Tally the lines in the records underneath that contain the string "Безрукоятный", and state the figure by itself.

## Provided data
-------------------------
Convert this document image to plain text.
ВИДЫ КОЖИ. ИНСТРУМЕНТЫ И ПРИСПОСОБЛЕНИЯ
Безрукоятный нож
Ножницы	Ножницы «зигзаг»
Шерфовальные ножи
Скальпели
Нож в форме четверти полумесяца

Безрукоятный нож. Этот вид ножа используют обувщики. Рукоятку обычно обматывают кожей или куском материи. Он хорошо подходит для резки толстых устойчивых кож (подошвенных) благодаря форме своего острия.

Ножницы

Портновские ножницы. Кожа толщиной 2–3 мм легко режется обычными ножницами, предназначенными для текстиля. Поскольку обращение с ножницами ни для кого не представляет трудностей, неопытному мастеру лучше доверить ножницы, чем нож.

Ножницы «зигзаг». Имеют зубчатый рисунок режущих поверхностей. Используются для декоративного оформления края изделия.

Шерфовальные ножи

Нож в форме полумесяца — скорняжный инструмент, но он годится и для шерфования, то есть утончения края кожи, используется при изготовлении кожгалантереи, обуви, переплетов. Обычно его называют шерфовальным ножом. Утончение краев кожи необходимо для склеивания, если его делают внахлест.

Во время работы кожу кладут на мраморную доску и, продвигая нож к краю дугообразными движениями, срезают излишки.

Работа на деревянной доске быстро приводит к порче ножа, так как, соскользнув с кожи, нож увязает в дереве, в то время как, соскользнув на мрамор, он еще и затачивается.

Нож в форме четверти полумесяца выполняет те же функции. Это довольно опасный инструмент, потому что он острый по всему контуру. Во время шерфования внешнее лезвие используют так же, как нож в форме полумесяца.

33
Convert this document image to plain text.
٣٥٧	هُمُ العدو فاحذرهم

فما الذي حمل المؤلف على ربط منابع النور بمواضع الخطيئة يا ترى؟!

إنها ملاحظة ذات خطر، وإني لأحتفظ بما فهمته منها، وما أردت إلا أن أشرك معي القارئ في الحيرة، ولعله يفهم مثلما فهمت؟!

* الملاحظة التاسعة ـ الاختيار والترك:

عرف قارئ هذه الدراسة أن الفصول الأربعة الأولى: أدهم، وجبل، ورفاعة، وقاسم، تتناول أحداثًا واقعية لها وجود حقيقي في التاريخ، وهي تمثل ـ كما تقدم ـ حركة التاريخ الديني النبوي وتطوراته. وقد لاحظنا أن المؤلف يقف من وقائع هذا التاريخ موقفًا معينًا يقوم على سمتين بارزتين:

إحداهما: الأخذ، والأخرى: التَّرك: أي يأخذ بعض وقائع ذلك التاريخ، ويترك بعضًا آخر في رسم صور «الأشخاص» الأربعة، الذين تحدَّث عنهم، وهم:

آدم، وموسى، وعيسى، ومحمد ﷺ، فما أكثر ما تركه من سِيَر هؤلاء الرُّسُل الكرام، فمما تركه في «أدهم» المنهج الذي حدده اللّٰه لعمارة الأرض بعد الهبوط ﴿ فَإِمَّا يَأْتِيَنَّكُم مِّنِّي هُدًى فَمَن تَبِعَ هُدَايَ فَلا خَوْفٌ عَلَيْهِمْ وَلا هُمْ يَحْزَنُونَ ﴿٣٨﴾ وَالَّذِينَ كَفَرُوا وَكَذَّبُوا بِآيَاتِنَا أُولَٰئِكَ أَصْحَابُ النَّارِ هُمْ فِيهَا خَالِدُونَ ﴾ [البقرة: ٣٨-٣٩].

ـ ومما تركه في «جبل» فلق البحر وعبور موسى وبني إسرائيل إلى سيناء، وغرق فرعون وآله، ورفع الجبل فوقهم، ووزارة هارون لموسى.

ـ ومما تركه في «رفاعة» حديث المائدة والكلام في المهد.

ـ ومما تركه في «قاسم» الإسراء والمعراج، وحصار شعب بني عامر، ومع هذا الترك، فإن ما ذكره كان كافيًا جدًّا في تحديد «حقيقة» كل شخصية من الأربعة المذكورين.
-------------------------
## Finished task
2